# [GOAL]
Go through the listing and pick out each line with the word "Bezetoute" in it.

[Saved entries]
>> Start

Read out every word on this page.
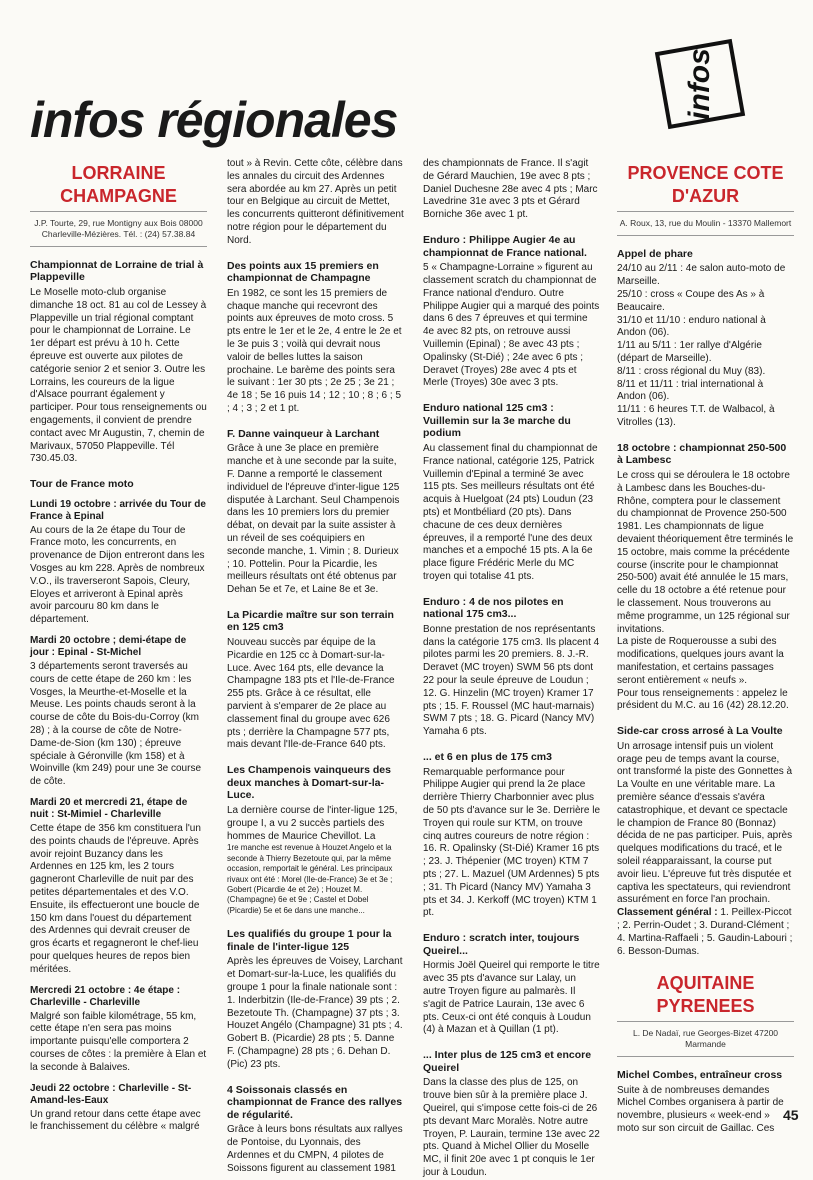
infos régionales
infos
LORRAINE CHAMPAGNE
J.P. Tourte, 29, rue Montigny aux Bois 08000 Charleville-Mézières. Tél. : (24) 57.38.84
Championnat de Lorraine de trial à Plappeville

Le Moselle moto-club organise dimanche 18 oct. 81 au col de Lessey à Plappeville un trial régional comptant pour le championnat de Lorraine. Le 1er départ est prévu à 10 h. Cette épreuve est ouverte aux pilotes de catégorie senior 2 et senior 3. Outre les Lorrains, les coureurs de la ligue d'Alsace pourrant également y participer. Pour tous renseignements ou engagements, il convient de prendre contact avec Mr Augustin, 7, chemin de Marivaux, 57050 Plappeville. Tél 730.45.03.

Tour de France moto
Lundi 19 octobre : arrivée du Tour de France à Epinal

Au cours de la 2e étape du Tour de France moto, les concurrents, en provenance de Dijon entreront dans les Vosges au km 228. Après de nombreux V.O., ils traverseront Sapois, Cleury, Eloyes et arriveront à Epinal après avoir parcouru 80 km dans le département.

Mardi 20 octobre ; demi-étape de jour : Epinal - St-Michel

3 départements seront traversés au cours de cette étape de 260 km : les Vosges, la Meurthe-et-Moselle et la Meuse. Les points chauds seront à la course de côte du Bois-du-Corroy (km 28) ; à la course de côte de Notre-Dame-de-Sion (km 130) ; épreuve spéciale à Géronville (km 158) et à Woinville (km 249) pour une 3e course de côte.

Mardi 20 et mercredi 21, étape de nuit : St-Mimiel - Charleville

Cette étape de 356 km constituera l'un des points chauds de l'épreuve. Après avoir rejoint Buzancy dans les Ardennes en 125 km, les 2 tours gagneront Charleville de nuit par des petites départementales et des V.O. Ensuite, ils effectueront une boucle de 150 km dans l'ouest du département des Ardennes qui devrait creuser de gros écarts et regagneront le chef-lieu pour quelques heures de repos bien méritées.

Mercredi 21 octobre : 4e étape : Charleville - Charleville

Malgré son faible kilométrage, 55 km, cette étape n'en sera pas moins importante puisqu'elle comportera 2 courses de côtes : la première à Elan et la seconde à Balaives.

Jeudi 22 octobre : Charleville - St-Amand-les-Eaux

Un grand retour dans cette étape avec le franchissement du célèbre « malgré

tout » à Revin. Cette côte, célèbre dans les annales du circuit des Ardennes sera abordée au km 27. Après un petit tour en Belgique au circuit de Mettet, les concurrents quitteront définitivement notre région pour le département du Nord.

Des points aux 15 premiers en championnat de Champagne

En 1982, ce sont les 15 premiers de chaque manche qui recevront des points aux épreuves de moto cross. 5 pts entre le 1er et le 2e, 4 entre le 2e et le 3e puis 3 ; voilà qui devrait nous valoir de belles luttes la saison prochaine. Le barème des points sera le suivant : 1er 30 pts ; 2e 25 ; 3e 21 ; 4e 18 ; 5e 16 puis 14 ; 12 ; 10 ; 8 ; 6 ; 5 ; 4 ; 3 ; 2 et 1 pt.

F. Danne vainqueur à Larchant

Grâce à une 3e place en première manche et à une seconde par la suite, F. Danne a remporté le classement individuel de l'épreuve d'inter-ligue 125 disputée à Larchant. Seul Champenois dans les 10 premiers lors du premier débat, on devait par la suite assister à un réveil de ses coéquipiers en seconde manche, 1. Vimin ; 8. Durieux ; 10. Pottelin. Pour la Picardie, les meilleurs résultats ont été obtenus par Dehan 5e et 7e, et Laine 8e et 3e.

La Picardie maître sur son terrain en 125 cm3

Nouveau succès par équipe de la Picardie en 125 cc à Domart-sur-la-Luce. Avec 164 pts, elle devance la Champagne 183 pts et l'Ile-de-France 255 pts. Grâce à ce résultat, elle parvient à s'emparer de 2e place au classement final du groupe avec 626 pts ; derrière la Champagne 577 pts, mais devant l'Ile-de-France 640 pts.

Les Champenois vainqueurs des deux manches à Domart-sur-la-Luce.

La dernière course de l'inter-ligue 125, groupe I, a vu 2 succès partiels des hommes de Maurice Chevillot. La

1re manche est revenue à Houzet Angelo et la seconde à Thierry Bezetoute qui, par la même occasion, remportait le général. Les principaux rivaux ont été : Morel (Ile-de-France) 3e et 3e ; Gobert (Picardie 4e et 2e) ; Houzet M. (Champagne) 6e et 9e ; Castel et Dobel (Picardie) 5e et 6e dans une manche...

Les qualifiés du groupe 1 pour la finale de l'inter-ligue 125

Après les épreuves de Voisey, Larchant et Domart-sur-la-Luce, les qualifiés du groupe 1 pour la finale nationale sont : 1. Inderbitzin (Ile-de-France) 39 pts ; 2. Bezetoute Th. (Champagne) 37 pts ; 3. Houzet Angélo (Champagne) 31 pts ; 4. Gobert B. (Picardie) 28 pts ; 5. Danne F. (Champagne) 28 pts ; 6. Dehan D. (Pic) 23 pts.

4 Soissonais classés en championnat de France des rallyes de régularité.

Grâce à leurs bons résultats aux rallyes de Pontoise, du Lyonnais, des Ardennes et du CMPN, 4 pilotes de Soissons figurent au classement 1981

des championnats de France. Il s'agit de Gérard Mauchien, 19e avec 8 pts ; Daniel Duchesne 28e avec 4 pts ; Marc Lavedrine 31e avec 3 pts et Gérard Borniche 36e avec 1 pt.

Enduro : Philippe Augier 4e au championnat de France national.

5 « Champagne-Lorraine » figurent au classement scratch du championnat de France national d'enduro. Outre Philippe Augier qui a marqué des points dans 6 des 7 épreuves et qui termine 4e avec 82 pts, on retrouve aussi Vuillemin (Epinal) ; 8e avec 43 pts ; Opalinsky (St-Dié) ; 24e avec 6 pts ; Deravet (Troyes) 28e avec 4 pts et Merle (Troyes) 30e avec 3 pts.

Enduro national 125 cm3 : Vuillemin sur la 3e marche du podium

Au classement final du championnat de France national, catégorie 125, Patrick Vuillemin d'Epinal a terminé 3e avec 115 pts. Ses meilleurs résultats ont été acquis à Huelgoat (24 pts) Loudun (23 pts) et Montbéliard (20 pts). Dans chacune de ces deux dernières épreuves, il a remporté l'une des deux manches et a empoché 15 pts. A la 6e place figure Frédéric Merle du MC troyen qui totalise 41 pts.

Enduro : 4 de nos pilotes en national 175 cm3...

Bonne prestation de nos représentants dans la catégorie 175 cm3. Ils placent 4 pilotes parmi les 20 premiers. 8. J.-R. Deravet (MC troyen) SWM 56 pts dont 22 pour la seule épreuve de Loudun ; 12. G. Hinzelin (MC troyen) Kramer 17 pts ; 15. F. Roussel (MC haut-marnais) SWM 7 pts ; 18. G. Picard (Nancy MV) Yamaha 6 pts.

... et 6 en plus de 175 cm3

Remarquable performance pour Philippe Augier qui prend la 2e place derrière Thierry Charbonnier avec plus de 50 pts d'avance sur le 3e. Derrière le Troyen qui roule sur KTM, on trouve cinq autres coureurs de notre région : 16. R. Opalinsky (St-Dié) Kramer 16 pts ; 23. J. Thépenier (MC troyen) KTM 7 pts ; 27. L. Mazuel (UM Ardennes) 5 pts ; 31. Th Picard (Nancy MV) Yamaha 3 pts et 34. J. Kerkoff (MC troyen) KTM 1 pt.

Enduro : scratch inter, toujours Queirel...

Hormis Joël Queirel qui remporte le titre avec 35 pts d'avance sur Lalay, un autre Troyen figure au palmarès. Il s'agit de Patrice Laurain, 13e avec 6 pts. Ceux-ci ont été conquis à Loudun (4) à Mazan et à Quillan (1 pt).

... Inter plus de 125 cm3 et encore Queirel

Dans la classe des plus de 125, on trouve bien sûr à la première place J. Queirel, qui s'impose cette fois-ci de 26 pts devant Marc Moralès. Notre autre Troyen, P. Laurain, termine 13e avec 22 pts. Quand à Michel Ollier du Moselle MC, il finit 20e avec 1 pt conquis le 1er jour à Loudun.

PROVENCE COTE D'AZUR
A. Roux, 13, rue du Moulin - 13370 Mallemort
Appel de phare

24/10 au 2/11 : 4e salon auto-moto de Marseille.

25/10 : cross « Coupe des As » à Beaucaire.

31/10 et 11/10 : enduro national à Andon (06).

1/11 au 5/11 : 1er rallye d'Algérie (départ de Marseille).

8/11 : cross régional du Muy (83).

8/11 et 11/11 : trial international à Andon (06).

11/11 : 6 heures T.T. de Walbacol, à Vitrolles (13).

18 octobre : championnat 250-500 à Lambesc

Le cross qui se déroulera le 18 octobre à Lambesc dans les Bouches-du-Rhône, comptera pour le classement du championnat de Provence 250-500 1981. Les championnats de ligue devaient théoriquement être terminés le 15 octobre, mais comme la précédente course (inscrite pour le championnat 250-500) avait été annulée le 15 mars, celle du 18 octobre a été retenue pour le classement. Nous trouverons au même programme, un 125 régional sur invitations.

La piste de Roquerousse a subi des modifications, quelques jours avant la manifestation, et certains passages seront entièrement « neufs ».

Pour tous renseignements : appelez le président du M.C. au 16 (42) 28.12.20.

Side-car cross arrosé à La Voulte

Un arrosage intensif puis un violent orage peu de temps avant la course, ont transformé la piste des Gonnettes à La Voulte en une véritable mare. La première séance d'essais s'avéra catastrophique, et devant ce spectacle le champion de France 80 (Bonnaz) décida de ne pas participer. Puis, après quelques modifications du tracé, et le soleil réapparaissant, la course put avoir lieu. L'épreuve fut très disputée et captiva les spectateurs, qui reviendront assurément en force l'an prochain.

Classement général : 1. Peillex-Piccot ; 2. Perrin-Oudet ; 3. Durand-Clément ; 4. Martina-Raffaeli ; 5. Gaudin-Labouri ; 6. Besson-Dumas.

AQUITAINE PYRENEES
L. De Nadaï, rue Georges-Bizet 47200 Marmande
Michel Combes, entraîneur cross

Suite à de nombreuses demandes Michel Combes organisera à partir de novembre, plusieurs « week-end » moto sur son circuit de Gaillac. Ces

45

>> End

# [WRITTEN SOLUTION]
1re manche est revenue à Houzet Angelo et la seconde à Thierry Bezetoute qui, par la même occasion, remportait le général. Les principaux rivaux ont été : Morel (Ile-de-France) 3e et 3e ; Gobert (Picardie 4e et 2e) ; Houzet M. (Champagne) 6e et 9e ; Castel et Dobel (Picardie) 5e et 6e dans une manche...
Après les épreuves de Voisey, Larchant et Domart-sur-la-Luce, les qualifiés du groupe 1 pour la finale nationale sont : 1. Inderbitzin (Ile-de-France) 39 pts ; 2. Bezetoute Th. (Champagne) 37 pts ; 3. Houzet Angélo (Champagne) 31 pts ; 4. Gobert B. (Picardie) 28 pts ; 5. Danne F. (Champagne) 28 pts ; 6. Dehan D. (Pic) 23 pts.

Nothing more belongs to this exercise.